_DIRECTIONS FOR THIS TASK_
Repeat each entry word for word. Leave any images out of the copy.

Chart and figure data
§

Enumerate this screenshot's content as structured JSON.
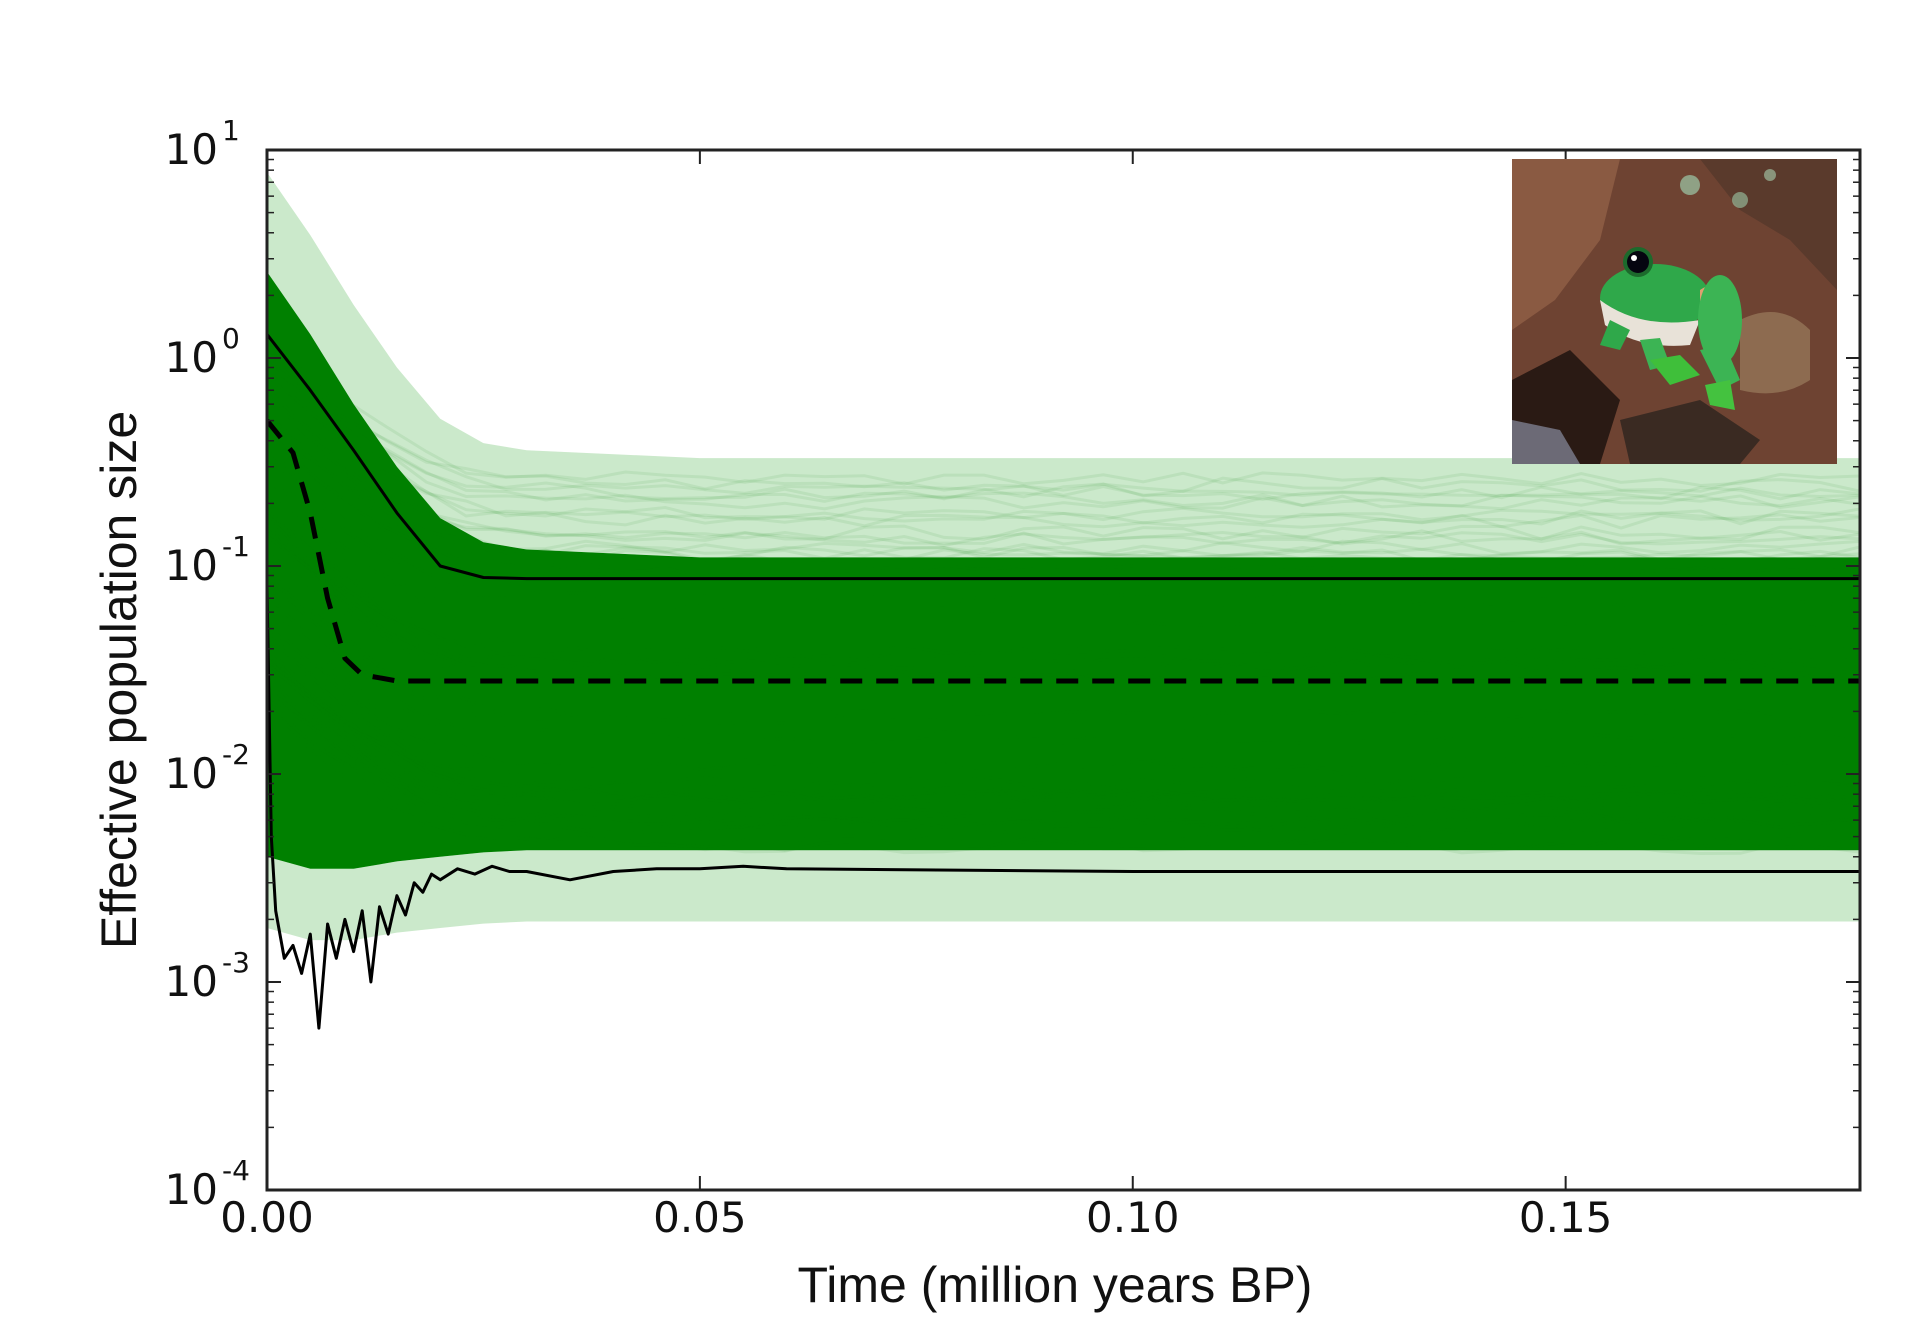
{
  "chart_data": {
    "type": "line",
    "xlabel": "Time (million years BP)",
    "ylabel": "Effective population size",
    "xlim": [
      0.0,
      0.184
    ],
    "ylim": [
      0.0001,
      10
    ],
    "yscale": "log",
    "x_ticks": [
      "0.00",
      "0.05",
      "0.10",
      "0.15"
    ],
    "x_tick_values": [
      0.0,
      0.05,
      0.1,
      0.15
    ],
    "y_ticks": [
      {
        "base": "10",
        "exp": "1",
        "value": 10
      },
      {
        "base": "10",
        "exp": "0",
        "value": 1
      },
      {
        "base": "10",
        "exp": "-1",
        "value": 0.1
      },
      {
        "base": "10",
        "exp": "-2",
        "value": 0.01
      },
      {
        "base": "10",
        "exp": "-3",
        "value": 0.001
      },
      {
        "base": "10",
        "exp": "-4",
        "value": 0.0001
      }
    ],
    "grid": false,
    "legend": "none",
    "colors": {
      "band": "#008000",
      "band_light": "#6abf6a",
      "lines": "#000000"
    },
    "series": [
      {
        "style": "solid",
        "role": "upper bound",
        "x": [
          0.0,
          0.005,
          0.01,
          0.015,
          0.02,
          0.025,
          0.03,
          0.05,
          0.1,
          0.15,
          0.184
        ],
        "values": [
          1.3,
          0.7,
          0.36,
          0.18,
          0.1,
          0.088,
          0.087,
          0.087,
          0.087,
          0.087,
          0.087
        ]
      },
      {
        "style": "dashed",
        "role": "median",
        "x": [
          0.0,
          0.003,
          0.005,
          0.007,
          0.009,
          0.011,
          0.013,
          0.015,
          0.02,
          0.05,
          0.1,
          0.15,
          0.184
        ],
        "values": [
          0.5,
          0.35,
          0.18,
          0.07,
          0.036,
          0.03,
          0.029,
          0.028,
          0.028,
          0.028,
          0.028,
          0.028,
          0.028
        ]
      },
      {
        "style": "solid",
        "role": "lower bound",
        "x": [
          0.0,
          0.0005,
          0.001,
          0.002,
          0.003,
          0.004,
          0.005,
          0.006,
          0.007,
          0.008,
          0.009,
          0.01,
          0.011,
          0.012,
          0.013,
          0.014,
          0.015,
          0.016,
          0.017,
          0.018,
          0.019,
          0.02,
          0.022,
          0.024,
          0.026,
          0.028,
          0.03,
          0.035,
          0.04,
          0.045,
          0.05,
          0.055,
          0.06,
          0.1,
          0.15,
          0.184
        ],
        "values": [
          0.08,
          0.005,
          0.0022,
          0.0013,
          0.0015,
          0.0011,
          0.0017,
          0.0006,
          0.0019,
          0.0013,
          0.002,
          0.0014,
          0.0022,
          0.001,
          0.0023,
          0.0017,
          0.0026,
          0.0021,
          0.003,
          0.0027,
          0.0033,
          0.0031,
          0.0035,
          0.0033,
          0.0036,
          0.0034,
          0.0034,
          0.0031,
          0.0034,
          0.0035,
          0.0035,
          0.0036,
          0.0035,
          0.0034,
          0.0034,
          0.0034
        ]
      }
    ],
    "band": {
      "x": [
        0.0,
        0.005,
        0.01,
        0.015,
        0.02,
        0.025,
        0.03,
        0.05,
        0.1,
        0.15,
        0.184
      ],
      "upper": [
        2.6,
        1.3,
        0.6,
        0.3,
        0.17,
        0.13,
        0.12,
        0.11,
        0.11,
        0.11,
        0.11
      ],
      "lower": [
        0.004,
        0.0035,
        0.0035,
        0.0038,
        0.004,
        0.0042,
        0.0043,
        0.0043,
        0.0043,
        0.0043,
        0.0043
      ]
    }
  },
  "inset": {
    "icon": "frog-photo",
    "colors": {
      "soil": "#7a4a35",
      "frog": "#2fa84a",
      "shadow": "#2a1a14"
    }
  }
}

§

_THE OUTPUT_
Enumerate this screenshot's content as structured JSON.
{
  "chart_data": {
    "type": "line",
    "xlabel": "Time (million years BP)",
    "ylabel": "Effective population size",
    "xlim": [
      0.0,
      0.184
    ],
    "ylim": [
      0.0001,
      10
    ],
    "yscale": "log",
    "x_ticks": [
      "0.00",
      "0.05",
      "0.10",
      "0.15"
    ],
    "x_tick_values": [
      0.0,
      0.05,
      0.1,
      0.15
    ],
    "y_ticks": [
      {
        "base": "10",
        "exp": "1",
        "value": 10
      },
      {
        "base": "10",
        "exp": "0",
        "value": 1
      },
      {
        "base": "10",
        "exp": "-1",
        "value": 0.1
      },
      {
        "base": "10",
        "exp": "-2",
        "value": 0.01
      },
      {
        "base": "10",
        "exp": "-3",
        "value": 0.001
      },
      {
        "base": "10",
        "exp": "-4",
        "value": 0.0001
      }
    ],
    "grid": false,
    "legend": "none",
    "colors": {
      "band": "#008000",
      "band_light": "#6abf6a",
      "lines": "#000000"
    },
    "series": [
      {
        "style": "solid",
        "role": "upper bound",
        "x": [
          0.0,
          0.005,
          0.01,
          0.015,
          0.02,
          0.025,
          0.03,
          0.05,
          0.1,
          0.15,
          0.184
        ],
        "values": [
          1.3,
          0.7,
          0.36,
          0.18,
          0.1,
          0.088,
          0.087,
          0.087,
          0.087,
          0.087,
          0.087
        ]
      },
      {
        "style": "dashed",
        "role": "median",
        "x": [
          0.0,
          0.003,
          0.005,
          0.007,
          0.009,
          0.011,
          0.013,
          0.015,
          0.02,
          0.05,
          0.1,
          0.15,
          0.184
        ],
        "values": [
          0.5,
          0.35,
          0.18,
          0.07,
          0.036,
          0.03,
          0.029,
          0.028,
          0.028,
          0.028,
          0.028,
          0.028,
          0.028
        ]
      },
      {
        "style": "solid",
        "role": "lower bound",
        "x": [
          0.0,
          0.0005,
          0.001,
          0.002,
          0.003,
          0.004,
          0.005,
          0.006,
          0.007,
          0.008,
          0.009,
          0.01,
          0.011,
          0.012,
          0.013,
          0.014,
          0.015,
          0.016,
          0.017,
          0.018,
          0.019,
          0.02,
          0.022,
          0.024,
          0.026,
          0.028,
          0.03,
          0.035,
          0.04,
          0.045,
          0.05,
          0.055,
          0.06,
          0.1,
          0.15,
          0.184
        ],
        "values": [
          0.08,
          0.005,
          0.0022,
          0.0013,
          0.0015,
          0.0011,
          0.0017,
          0.0006,
          0.0019,
          0.0013,
          0.002,
          0.0014,
          0.0022,
          0.001,
          0.0023,
          0.0017,
          0.0026,
          0.0021,
          0.003,
          0.0027,
          0.0033,
          0.0031,
          0.0035,
          0.0033,
          0.0036,
          0.0034,
          0.0034,
          0.0031,
          0.0034,
          0.0035,
          0.0035,
          0.0036,
          0.0035,
          0.0034,
          0.0034,
          0.0034
        ]
      }
    ],
    "band": {
      "x": [
        0.0,
        0.005,
        0.01,
        0.015,
        0.02,
        0.025,
        0.03,
        0.05,
        0.1,
        0.15,
        0.184
      ],
      "upper": [
        2.6,
        1.3,
        0.6,
        0.3,
        0.17,
        0.13,
        0.12,
        0.11,
        0.11,
        0.11,
        0.11
      ],
      "lower": [
        0.004,
        0.0035,
        0.0035,
        0.0038,
        0.004,
        0.0042,
        0.0043,
        0.0043,
        0.0043,
        0.0043,
        0.0043
      ]
    }
  },
  "inset": {
    "icon": "frog-photo",
    "colors": {
      "soil": "#7a4a35",
      "frog": "#2fa84a",
      "shadow": "#2a1a14"
    }
  }
}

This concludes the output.